[Dataset rows]
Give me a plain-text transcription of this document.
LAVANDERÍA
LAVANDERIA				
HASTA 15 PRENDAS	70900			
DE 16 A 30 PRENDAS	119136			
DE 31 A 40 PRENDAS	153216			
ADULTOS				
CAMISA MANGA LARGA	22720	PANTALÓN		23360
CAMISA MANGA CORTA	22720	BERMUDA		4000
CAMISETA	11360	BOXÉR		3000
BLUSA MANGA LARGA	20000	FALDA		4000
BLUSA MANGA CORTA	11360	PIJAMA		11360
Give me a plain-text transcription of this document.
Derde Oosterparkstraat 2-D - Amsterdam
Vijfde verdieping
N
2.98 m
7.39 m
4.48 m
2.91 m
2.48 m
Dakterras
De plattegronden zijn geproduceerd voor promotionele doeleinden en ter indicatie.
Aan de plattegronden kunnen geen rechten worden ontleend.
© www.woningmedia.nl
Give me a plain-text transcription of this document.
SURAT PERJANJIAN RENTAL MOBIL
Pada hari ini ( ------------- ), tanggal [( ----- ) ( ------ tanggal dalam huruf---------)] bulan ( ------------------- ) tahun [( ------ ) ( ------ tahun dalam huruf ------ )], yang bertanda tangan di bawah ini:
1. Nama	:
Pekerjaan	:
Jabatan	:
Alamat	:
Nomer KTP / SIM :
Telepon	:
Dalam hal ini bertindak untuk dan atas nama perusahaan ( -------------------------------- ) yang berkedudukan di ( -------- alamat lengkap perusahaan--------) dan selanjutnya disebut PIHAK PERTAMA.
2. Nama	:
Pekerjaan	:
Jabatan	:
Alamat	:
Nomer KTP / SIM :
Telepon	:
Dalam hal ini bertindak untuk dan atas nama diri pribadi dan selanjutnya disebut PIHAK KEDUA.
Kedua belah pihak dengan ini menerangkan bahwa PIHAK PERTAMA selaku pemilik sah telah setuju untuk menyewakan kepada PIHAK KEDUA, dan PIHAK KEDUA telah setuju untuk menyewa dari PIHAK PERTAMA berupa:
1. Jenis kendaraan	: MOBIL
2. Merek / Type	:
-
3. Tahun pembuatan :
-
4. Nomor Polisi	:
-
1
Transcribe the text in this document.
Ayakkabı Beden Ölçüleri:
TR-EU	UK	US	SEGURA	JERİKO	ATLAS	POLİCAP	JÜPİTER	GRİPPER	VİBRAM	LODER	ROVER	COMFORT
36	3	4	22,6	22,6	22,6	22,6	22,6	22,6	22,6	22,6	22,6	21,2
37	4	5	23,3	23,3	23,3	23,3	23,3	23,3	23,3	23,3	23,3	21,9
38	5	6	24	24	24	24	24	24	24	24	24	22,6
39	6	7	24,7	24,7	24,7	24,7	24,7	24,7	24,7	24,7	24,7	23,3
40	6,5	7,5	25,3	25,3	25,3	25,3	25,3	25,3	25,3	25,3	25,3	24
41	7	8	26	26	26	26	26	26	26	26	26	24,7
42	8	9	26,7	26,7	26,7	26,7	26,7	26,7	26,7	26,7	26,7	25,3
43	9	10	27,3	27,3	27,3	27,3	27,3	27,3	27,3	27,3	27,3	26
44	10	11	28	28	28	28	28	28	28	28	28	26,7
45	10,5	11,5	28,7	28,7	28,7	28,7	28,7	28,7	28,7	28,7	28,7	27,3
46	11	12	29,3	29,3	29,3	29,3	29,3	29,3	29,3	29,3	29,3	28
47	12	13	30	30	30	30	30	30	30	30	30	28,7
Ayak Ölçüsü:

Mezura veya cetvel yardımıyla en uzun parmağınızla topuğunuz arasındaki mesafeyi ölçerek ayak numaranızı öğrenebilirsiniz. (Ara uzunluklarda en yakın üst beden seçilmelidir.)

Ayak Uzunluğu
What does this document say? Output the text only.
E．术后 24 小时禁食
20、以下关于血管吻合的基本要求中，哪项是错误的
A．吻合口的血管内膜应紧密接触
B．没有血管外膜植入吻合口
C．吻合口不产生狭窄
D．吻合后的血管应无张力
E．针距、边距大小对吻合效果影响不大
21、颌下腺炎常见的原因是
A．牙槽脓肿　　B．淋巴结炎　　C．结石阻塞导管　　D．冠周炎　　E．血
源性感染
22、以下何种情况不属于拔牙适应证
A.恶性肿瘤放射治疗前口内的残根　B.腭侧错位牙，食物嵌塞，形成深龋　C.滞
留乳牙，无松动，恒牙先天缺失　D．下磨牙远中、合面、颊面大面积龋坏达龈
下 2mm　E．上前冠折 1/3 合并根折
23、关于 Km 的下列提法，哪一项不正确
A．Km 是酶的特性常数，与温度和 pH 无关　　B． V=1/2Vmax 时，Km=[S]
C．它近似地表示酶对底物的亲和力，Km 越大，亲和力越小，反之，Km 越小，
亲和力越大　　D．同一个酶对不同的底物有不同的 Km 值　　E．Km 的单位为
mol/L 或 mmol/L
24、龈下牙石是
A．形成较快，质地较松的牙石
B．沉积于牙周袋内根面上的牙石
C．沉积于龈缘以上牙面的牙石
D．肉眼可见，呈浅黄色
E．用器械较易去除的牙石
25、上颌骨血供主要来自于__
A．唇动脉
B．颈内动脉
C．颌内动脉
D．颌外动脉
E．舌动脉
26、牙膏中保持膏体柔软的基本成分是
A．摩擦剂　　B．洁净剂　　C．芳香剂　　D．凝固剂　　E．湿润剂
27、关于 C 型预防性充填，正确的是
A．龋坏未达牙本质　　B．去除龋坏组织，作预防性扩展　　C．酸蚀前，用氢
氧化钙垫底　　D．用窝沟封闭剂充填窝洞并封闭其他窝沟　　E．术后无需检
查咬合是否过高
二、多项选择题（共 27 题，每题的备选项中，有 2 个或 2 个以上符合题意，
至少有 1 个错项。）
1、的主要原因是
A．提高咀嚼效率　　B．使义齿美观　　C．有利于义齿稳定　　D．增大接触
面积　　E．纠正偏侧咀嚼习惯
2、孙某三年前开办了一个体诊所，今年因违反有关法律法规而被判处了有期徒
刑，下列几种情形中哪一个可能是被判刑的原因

* _Stated task_: Find every line in the records above that holds the word "PRENDAS", and copy each one.

* _Exercise answer_:
HASTA 15 PRENDAS	70900			
DE 16 A 30 PRENDAS	119136			
DE 31 A 40 PRENDAS	153216			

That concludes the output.